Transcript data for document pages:
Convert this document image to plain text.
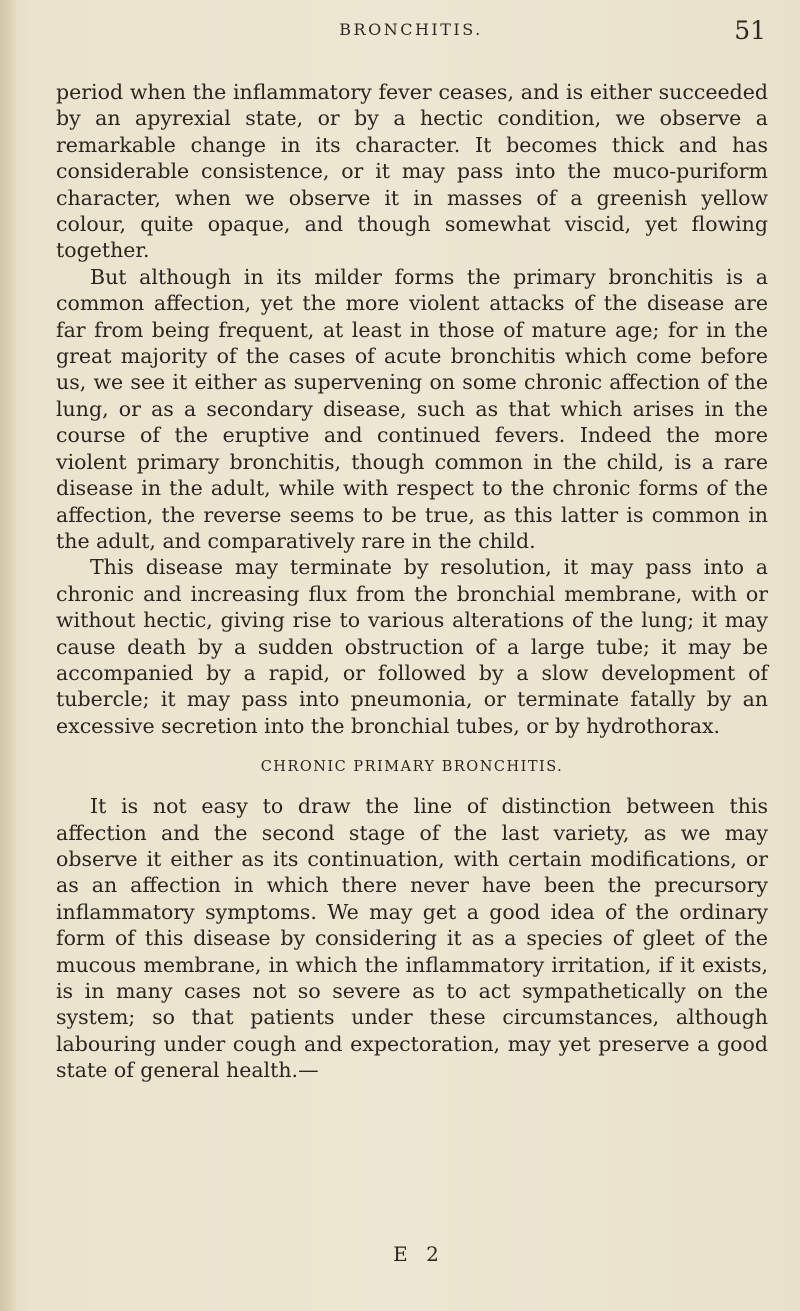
BRONCHITIS.	51

period when the inflammatory fever ceases, and is either succeeded by an apyrexial state, or by a hectic condition, we observe a remarkable change in its character. It becomes thick and has considerable consistence, or it may pass into the muco-puriform character, when we observe it in masses of a greenish yellow colour, quite opaque, and though somewhat viscid, yet flowing together.

But although in its milder forms the primary bronchitis is a common affection, yet the more violent attacks of the disease are far from being frequent, at least in those of mature age; for in the great majority of the cases of acute bronchitis which come before us, we see it either as supervening on some chronic affection of the lung, or as a secondary disease, such as that which arises in the course of the eruptive and continued fevers. Indeed the more violent primary bronchitis, though common in the child, is a rare disease in the adult, while with respect to the chronic forms of the affection, the reverse seems to be true, as this latter is common in the adult, and comparatively rare in the child.

This disease may terminate by resolution, it may pass into a chronic and increasing flux from the bronchial membrane, with or without hectic, giving rise to various alterations of the lung; it may cause death by a sudden obstruction of a large tube; it may be accompanied by a rapid, or followed by a slow development of tubercle; it may pass into pneumonia, or terminate fatally by an excessive secretion into the bronchial tubes, or by hydrothorax.

CHRONIC PRIMARY BRONCHITIS.

It is not easy to draw the line of distinction between this affection and the second stage of the last variety, as we may observe it either as its continuation, with certain modifications, or as an affection in which there never have been the precursory inflammatory symptoms. We may get a good idea of the ordinary form of this disease by considering it as a species of gleet of the mucous membrane, in which the inflammatory irritation, if it exists, is in many cases not so severe as to act sympathetically on the system; so that patients under these circumstances, although labouring under cough and expectoration, may yet preserve a good state of general health.—

E 2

▶ _Your task_: Return all of the entries word for word, but omit the pictures.

▶ _Response area_:
Convert this document image to plain text.
BRONCHITIS.	51

period when the inflammatory fever ceases, and is either succeeded by an apyrexial state, or by a hectic condition, we observe a remarkable change in its character. It becomes thick and has considerable consistence, or it may pass into the muco-puriform character, when we observe it in masses of a greenish yellow colour, quite opaque, and though somewhat viscid, yet flowing together.

But although in its milder forms the primary bronchitis is a common affection, yet the more violent attacks of the disease are far from being frequent, at least in those of mature age; for in the great majority of the cases of acute bronchitis which come before us, we see it either as supervening on some chronic affection of the lung, or as a secondary disease, such as that which arises in the course of the eruptive and continued fevers. Indeed the more violent primary bronchitis, though common in the child, is a rare disease in the adult, while with respect to the chronic forms of the affection, the reverse seems to be true, as this latter is common in the adult, and comparatively rare in the child.

This disease may terminate by resolution, it may pass into a chronic and increasing flux from the bronchial membrane, with or without hectic, giving rise to various alterations of the lung; it may cause death by a sudden obstruction of a large tube; it may be accompanied by a rapid, or followed by a slow development of tubercle; it may pass into pneumonia, or terminate fatally by an excessive secretion into the bronchial tubes, or by hydrothorax.

CHRONIC PRIMARY BRONCHITIS.

It is not easy to draw the line of distinction between this affection and the second stage of the last variety, as we may observe it either as its continuation, with certain modifications, or as an affection in which there never have been the precursory inflammatory symptoms. We may get a good idea of the ordinary form of this disease by considering it as a species of gleet of the mucous membrane, in which the inflammatory irritation, if it exists, is in many cases not so severe as to act sympathetically on the system; so that patients under these circumstances, although labouring under cough and expectoration, may yet preserve a good state of general health.—

E 2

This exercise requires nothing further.